___ Input data ___
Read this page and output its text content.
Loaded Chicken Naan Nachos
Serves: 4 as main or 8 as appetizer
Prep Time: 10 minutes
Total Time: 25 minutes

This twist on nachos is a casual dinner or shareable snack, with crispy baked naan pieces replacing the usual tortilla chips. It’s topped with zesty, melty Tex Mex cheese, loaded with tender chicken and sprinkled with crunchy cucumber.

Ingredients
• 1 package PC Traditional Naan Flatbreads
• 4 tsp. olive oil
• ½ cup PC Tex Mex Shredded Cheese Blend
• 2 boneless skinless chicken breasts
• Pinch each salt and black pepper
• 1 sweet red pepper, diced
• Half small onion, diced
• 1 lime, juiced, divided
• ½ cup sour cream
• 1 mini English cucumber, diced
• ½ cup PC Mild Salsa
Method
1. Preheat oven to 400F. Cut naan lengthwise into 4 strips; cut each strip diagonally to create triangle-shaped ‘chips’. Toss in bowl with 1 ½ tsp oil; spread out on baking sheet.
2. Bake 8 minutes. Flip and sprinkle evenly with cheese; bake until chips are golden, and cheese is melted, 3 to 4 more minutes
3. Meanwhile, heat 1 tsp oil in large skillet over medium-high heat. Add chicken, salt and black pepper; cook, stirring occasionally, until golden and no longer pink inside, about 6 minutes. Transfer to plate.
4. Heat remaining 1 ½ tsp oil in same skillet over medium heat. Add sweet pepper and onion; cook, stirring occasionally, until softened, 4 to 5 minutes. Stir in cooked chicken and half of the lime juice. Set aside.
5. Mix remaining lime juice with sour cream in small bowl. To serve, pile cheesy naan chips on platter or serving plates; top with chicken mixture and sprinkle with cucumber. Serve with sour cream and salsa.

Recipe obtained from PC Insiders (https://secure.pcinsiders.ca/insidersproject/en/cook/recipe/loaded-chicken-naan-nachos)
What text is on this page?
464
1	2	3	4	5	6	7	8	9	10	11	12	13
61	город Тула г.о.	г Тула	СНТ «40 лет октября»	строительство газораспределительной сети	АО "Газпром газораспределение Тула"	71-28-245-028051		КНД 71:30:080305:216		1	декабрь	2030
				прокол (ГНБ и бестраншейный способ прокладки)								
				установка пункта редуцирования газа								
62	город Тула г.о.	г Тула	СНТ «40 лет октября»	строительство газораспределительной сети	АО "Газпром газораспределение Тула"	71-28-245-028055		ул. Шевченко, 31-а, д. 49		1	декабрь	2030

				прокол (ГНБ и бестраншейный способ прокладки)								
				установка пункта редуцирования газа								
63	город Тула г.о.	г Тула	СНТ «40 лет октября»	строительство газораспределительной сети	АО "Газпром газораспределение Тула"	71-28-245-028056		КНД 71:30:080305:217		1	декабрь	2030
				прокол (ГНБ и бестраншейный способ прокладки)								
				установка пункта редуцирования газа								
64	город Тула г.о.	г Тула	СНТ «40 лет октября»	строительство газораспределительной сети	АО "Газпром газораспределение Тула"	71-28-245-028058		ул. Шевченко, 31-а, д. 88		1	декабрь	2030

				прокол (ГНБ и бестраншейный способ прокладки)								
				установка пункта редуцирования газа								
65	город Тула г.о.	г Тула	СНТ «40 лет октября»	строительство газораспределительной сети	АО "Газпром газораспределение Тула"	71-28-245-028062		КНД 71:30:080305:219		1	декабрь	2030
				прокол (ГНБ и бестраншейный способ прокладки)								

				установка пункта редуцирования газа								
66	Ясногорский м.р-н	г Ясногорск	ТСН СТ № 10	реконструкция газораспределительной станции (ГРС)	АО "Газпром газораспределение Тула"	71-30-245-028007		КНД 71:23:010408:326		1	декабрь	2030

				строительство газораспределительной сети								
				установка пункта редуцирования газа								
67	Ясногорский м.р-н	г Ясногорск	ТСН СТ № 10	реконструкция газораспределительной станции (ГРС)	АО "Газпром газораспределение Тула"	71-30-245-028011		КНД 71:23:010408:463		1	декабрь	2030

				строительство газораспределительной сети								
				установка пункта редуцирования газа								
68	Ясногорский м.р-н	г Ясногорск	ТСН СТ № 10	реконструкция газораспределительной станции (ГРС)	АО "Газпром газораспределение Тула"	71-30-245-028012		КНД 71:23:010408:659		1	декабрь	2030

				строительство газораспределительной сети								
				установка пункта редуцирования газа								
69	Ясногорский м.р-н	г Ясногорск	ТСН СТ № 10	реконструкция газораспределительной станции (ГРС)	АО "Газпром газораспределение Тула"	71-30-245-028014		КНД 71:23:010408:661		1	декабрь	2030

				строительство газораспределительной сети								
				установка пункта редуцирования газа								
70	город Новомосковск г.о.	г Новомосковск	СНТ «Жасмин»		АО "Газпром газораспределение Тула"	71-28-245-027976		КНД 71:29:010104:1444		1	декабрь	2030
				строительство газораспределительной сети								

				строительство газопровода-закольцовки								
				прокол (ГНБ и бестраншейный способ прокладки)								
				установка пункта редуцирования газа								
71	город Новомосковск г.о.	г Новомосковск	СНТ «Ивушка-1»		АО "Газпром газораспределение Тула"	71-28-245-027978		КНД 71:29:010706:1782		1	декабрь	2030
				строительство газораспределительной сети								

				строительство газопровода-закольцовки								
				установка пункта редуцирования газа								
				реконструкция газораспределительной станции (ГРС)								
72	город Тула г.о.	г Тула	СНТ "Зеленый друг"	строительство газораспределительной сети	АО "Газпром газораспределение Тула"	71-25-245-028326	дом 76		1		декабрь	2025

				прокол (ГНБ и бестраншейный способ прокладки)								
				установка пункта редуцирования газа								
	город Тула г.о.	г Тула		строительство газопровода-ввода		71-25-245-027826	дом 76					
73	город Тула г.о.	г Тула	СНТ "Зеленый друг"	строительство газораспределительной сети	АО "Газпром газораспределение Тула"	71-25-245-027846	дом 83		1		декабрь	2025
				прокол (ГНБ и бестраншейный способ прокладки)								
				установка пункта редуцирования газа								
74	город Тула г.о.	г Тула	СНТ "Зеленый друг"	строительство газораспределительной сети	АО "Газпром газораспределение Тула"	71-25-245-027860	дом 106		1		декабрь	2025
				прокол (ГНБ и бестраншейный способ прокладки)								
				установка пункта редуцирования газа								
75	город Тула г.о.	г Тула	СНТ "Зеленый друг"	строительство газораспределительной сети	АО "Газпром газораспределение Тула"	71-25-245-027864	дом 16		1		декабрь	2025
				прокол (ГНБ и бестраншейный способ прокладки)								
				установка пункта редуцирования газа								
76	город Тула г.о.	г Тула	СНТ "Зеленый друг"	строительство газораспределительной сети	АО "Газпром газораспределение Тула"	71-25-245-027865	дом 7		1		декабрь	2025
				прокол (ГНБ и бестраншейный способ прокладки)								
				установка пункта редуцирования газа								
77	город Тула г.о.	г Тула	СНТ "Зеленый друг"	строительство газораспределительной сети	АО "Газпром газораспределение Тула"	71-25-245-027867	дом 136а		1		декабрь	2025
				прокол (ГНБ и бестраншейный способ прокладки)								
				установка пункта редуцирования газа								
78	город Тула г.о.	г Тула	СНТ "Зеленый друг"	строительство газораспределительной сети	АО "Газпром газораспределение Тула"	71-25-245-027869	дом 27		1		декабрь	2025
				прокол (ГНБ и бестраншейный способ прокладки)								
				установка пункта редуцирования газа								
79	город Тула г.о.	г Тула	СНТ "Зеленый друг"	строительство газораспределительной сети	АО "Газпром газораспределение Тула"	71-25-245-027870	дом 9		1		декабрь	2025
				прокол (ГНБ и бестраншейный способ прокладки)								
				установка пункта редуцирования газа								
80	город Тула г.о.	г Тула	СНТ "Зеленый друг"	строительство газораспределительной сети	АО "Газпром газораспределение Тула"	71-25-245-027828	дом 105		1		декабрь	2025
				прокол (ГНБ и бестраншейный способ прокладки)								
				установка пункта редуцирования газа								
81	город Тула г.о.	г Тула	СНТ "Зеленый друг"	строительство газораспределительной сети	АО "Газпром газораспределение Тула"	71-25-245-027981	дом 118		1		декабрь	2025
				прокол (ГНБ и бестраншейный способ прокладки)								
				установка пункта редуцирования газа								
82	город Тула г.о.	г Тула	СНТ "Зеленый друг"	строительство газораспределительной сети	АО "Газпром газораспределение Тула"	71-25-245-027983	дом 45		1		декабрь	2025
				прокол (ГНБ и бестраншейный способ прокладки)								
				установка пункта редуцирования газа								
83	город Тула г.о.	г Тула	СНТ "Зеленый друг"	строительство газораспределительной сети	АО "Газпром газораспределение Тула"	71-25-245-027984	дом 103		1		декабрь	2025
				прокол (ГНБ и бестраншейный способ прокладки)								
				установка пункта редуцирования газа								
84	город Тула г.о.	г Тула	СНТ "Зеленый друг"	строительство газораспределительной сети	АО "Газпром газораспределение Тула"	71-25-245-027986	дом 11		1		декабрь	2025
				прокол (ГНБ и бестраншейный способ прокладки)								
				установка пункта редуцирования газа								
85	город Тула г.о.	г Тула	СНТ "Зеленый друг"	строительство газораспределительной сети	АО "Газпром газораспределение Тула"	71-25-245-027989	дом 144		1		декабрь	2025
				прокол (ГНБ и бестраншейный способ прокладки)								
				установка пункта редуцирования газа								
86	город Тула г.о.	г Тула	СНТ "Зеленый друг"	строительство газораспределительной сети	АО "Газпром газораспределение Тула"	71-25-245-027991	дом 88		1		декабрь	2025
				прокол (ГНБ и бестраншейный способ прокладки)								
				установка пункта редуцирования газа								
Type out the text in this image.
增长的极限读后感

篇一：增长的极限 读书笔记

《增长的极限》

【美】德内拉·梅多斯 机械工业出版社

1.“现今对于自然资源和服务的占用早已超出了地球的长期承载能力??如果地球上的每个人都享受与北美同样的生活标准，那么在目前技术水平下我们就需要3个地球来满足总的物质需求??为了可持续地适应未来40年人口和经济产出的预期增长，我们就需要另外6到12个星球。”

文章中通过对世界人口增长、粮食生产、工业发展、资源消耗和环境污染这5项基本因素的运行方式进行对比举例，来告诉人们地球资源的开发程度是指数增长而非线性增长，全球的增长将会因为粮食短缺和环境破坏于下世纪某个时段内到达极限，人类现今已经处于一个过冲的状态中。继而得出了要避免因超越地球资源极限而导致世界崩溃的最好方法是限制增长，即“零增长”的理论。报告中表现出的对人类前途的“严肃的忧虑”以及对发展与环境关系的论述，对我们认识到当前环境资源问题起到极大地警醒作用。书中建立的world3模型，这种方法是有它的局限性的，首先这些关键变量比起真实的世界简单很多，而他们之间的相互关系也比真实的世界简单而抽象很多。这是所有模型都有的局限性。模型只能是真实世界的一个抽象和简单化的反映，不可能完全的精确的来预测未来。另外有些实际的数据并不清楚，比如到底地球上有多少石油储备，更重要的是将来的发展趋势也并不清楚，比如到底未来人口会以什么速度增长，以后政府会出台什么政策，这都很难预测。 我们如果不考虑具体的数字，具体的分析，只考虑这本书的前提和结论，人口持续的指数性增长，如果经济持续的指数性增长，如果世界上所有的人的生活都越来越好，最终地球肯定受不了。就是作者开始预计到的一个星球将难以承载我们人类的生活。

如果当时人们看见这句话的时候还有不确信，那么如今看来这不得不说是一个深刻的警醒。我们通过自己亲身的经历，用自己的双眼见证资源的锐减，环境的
___
● Stated task: Show every line of the records above that contains the word "medium".

● Exercise answer:
3. Meanwhile, heat 1 tsp oil in large skillet over medium-high heat. Add chicken, salt and black pepper; cook, stirring occasionally, until golden and no longer pink inside, about 6 minutes. Transfer to plate.
4. Heat remaining 1 ½ tsp oil in same skillet over medium heat. Add sweet pepper and onion; cook, stirring occasionally, until softened, 4 to 5 minutes. Stir in cooked chicken and half of the lime juice. Set aside.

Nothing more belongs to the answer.